Below are records to repeat exactly. Omit the pictures from the copy.

Dataset records

^^^^^^^^^^^^^^^^

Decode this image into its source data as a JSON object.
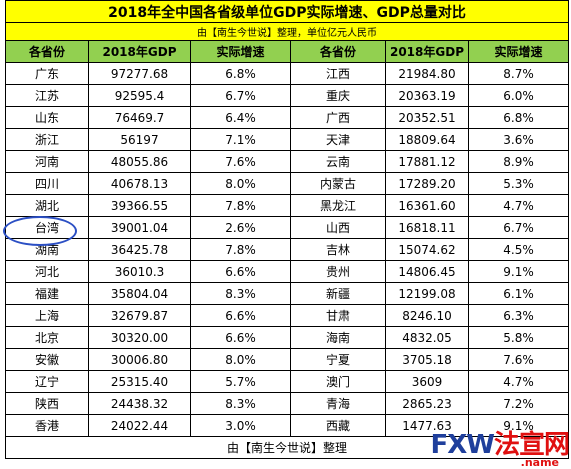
{
  "header": {
    "title": "2018年全中国各省级单位GDP实际增速、GDP总量对比",
    "subtitle": "由【南生今世说】整理，单位亿元人民币"
  },
  "table": {
    "columns": [
      "各省份",
      "2018年GDP",
      "实际增速",
      "各省份",
      "2018年GDP",
      "实际增速"
    ],
    "rows": [
      [
        "广东",
        "97277.68",
        "6.8%",
        "江西",
        "21984.80",
        "8.7%"
      ],
      [
        "江苏",
        "92595.4",
        "6.7%",
        "重庆",
        "20363.19",
        "6.0%"
      ],
      [
        "山东",
        "76469.7",
        "6.4%",
        "广西",
        "20352.51",
        "6.8%"
      ],
      [
        "浙江",
        "56197",
        "7.1%",
        "天津",
        "18809.64",
        "3.6%"
      ],
      [
        "河南",
        "48055.86",
        "7.6%",
        "云南",
        "17881.12",
        "8.9%"
      ],
      [
        "四川",
        "40678.13",
        "8.0%",
        "内蒙古",
        "17289.20",
        "5.3%"
      ],
      [
        "湖北",
        "39366.55",
        "7.8%",
        "黑龙江",
        "16361.60",
        "4.7%"
      ],
      [
        "台湾",
        "39001.04",
        "2.6%",
        "山西",
        "16818.11",
        "6.7%"
      ],
      [
        "湖南",
        "36425.78",
        "7.8%",
        "吉林",
        "15074.62",
        "4.5%"
      ],
      [
        "河北",
        "36010.3",
        "6.6%",
        "贵州",
        "14806.45",
        "9.1%"
      ],
      [
        "福建",
        "35804.04",
        "8.3%",
        "新疆",
        "12199.08",
        "6.1%"
      ],
      [
        "上海",
        "32679.87",
        "6.6%",
        "甘肃",
        "8246.10",
        "6.3%"
      ],
      [
        "北京",
        "30320.00",
        "6.6%",
        "海南",
        "4832.05",
        "5.8%"
      ],
      [
        "安徽",
        "30006.80",
        "8.0%",
        "宁夏",
        "3705.18",
        "7.6%"
      ],
      [
        "辽宁",
        "25315.40",
        "5.7%",
        "澳门",
        "3609",
        "4.7%"
      ],
      [
        "陕西",
        "24438.32",
        "8.3%",
        "青海",
        "2865.23",
        "7.2%"
      ],
      [
        "香港",
        "24022.44",
        "3.0%",
        "西藏",
        "1477.63",
        "9.1%"
      ]
    ],
    "footer": "由【南生今世说】整理"
  },
  "watermark": {
    "text": "FXW法宣网",
    "sub": ".name"
  }
}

^^^^^^^^^^^^^^^^

» **WRITTEN ANSWER**:
Decode this image into its source data as a JSON object.
{
  "header": {
    "title": "2018年全中国各省级单位GDP实际增速、GDP总量对比",
    "subtitle": "由【南生今世说】整理，单位亿元人民币"
  },
  "table": {
    "columns": [
      "各省份",
      "2018年GDP",
      "实际增速",
      "各省份",
      "2018年GDP",
      "实际增速"
    ],
    "rows": [
      [
        "广东",
        "97277.68",
        "6.8%",
        "江西",
        "21984.80",
        "8.7%"
      ],
      [
        "江苏",
        "92595.4",
        "6.7%",
        "重庆",
        "20363.19",
        "6.0%"
      ],
      [
        "山东",
        "76469.7",
        "6.4%",
        "广西",
        "20352.51",
        "6.8%"
      ],
      [
        "浙江",
        "56197",
        "7.1%",
        "天津",
        "18809.64",
        "3.6%"
      ],
      [
        "河南",
        "48055.86",
        "7.6%",
        "云南",
        "17881.12",
        "8.9%"
      ],
      [
        "四川",
        "40678.13",
        "8.0%",
        "内蒙古",
        "17289.20",
        "5.3%"
      ],
      [
        "湖北",
        "39366.55",
        "7.8%",
        "黑龙江",
        "16361.60",
        "4.7%"
      ],
      [
        "台湾",
        "39001.04",
        "2.6%",
        "山西",
        "16818.11",
        "6.7%"
      ],
      [
        "湖南",
        "36425.78",
        "7.8%",
        "吉林",
        "15074.62",
        "4.5%"
      ],
      [
        "河北",
        "36010.3",
        "6.6%",
        "贵州",
        "14806.45",
        "9.1%"
      ],
      [
        "福建",
        "35804.04",
        "8.3%",
        "新疆",
        "12199.08",
        "6.1%"
      ],
      [
        "上海",
        "32679.87",
        "6.6%",
        "甘肃",
        "8246.10",
        "6.3%"
      ],
      [
        "北京",
        "30320.00",
        "6.6%",
        "海南",
        "4832.05",
        "5.8%"
      ],
      [
        "安徽",
        "30006.80",
        "8.0%",
        "宁夏",
        "3705.18",
        "7.6%"
      ],
      [
        "辽宁",
        "25315.40",
        "5.7%",
        "澳门",
        "3609",
        "4.7%"
      ],
      [
        "陕西",
        "24438.32",
        "8.3%",
        "青海",
        "2865.23",
        "7.2%"
      ],
      [
        "香港",
        "24022.44",
        "3.0%",
        "西藏",
        "1477.63",
        "9.1%"
      ]
    ],
    "footer": "由【南生今世说】整理"
  },
  "watermark": {
    "text": "FXW法宣网",
    "sub": ".name"
  }
}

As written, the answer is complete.